Entries from a page text collection
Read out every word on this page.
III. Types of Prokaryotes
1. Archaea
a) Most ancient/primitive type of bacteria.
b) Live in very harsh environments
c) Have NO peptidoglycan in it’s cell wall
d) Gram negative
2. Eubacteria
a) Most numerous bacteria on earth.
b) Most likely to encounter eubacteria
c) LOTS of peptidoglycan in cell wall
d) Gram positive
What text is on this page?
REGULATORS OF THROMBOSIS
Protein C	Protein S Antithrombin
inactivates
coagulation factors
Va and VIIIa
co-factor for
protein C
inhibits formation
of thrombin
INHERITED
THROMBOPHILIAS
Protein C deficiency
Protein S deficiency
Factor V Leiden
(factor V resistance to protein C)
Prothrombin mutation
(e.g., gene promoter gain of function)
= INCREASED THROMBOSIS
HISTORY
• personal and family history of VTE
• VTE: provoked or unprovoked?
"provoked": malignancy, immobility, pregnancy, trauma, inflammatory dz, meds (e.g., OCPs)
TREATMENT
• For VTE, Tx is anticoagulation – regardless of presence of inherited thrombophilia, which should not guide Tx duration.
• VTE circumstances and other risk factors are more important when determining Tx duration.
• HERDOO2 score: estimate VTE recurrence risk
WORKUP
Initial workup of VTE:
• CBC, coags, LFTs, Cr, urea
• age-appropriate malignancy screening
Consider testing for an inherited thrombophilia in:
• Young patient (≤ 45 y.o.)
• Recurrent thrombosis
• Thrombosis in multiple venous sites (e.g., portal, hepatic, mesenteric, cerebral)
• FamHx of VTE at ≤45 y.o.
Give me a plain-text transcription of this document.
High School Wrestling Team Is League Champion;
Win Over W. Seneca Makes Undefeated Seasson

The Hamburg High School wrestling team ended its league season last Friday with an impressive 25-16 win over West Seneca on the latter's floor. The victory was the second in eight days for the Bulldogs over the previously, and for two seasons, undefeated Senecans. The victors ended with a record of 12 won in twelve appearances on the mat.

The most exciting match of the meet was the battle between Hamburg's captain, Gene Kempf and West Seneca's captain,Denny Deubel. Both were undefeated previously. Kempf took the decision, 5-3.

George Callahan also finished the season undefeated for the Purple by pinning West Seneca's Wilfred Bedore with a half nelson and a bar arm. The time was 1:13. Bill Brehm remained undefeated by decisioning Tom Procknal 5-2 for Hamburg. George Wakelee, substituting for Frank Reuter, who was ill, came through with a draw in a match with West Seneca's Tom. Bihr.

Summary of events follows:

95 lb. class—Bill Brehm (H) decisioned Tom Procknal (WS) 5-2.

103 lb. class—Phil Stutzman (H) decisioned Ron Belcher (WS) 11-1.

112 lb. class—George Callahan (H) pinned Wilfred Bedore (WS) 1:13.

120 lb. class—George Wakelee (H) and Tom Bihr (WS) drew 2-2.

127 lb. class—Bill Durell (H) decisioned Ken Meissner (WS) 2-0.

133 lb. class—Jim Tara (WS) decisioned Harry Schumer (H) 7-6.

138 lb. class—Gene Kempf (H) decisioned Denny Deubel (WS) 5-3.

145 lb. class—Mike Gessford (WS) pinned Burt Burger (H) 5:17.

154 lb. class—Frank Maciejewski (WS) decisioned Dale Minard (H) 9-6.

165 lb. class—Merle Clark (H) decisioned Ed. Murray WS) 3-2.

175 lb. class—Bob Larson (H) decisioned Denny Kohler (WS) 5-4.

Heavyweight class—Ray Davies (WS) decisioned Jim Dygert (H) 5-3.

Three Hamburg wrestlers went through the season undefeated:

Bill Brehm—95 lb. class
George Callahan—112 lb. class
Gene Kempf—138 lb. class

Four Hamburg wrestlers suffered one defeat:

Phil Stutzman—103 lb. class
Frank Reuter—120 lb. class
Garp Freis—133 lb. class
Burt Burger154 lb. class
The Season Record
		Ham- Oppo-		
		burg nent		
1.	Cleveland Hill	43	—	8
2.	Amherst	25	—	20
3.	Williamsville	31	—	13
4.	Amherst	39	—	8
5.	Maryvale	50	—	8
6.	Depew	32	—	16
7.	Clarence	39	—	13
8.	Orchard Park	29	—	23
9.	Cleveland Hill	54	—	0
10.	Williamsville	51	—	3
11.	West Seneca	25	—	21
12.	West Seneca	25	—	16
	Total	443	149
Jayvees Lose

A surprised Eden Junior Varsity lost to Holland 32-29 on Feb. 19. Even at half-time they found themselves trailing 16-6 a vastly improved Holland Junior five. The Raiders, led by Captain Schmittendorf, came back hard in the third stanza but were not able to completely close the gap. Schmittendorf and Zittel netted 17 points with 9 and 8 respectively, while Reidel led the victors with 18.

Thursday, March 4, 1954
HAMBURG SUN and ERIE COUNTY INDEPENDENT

**Work to be completed**
Scan the records above and show every line in which the word "duration" occurs.

**Solution to this task**
• For VTE, Tx is anticoagulation – regardless of presence of inherited thrombophilia, which should not guide Tx duration.
• VTE circumstances and other risk factors are more important when determining Tx duration.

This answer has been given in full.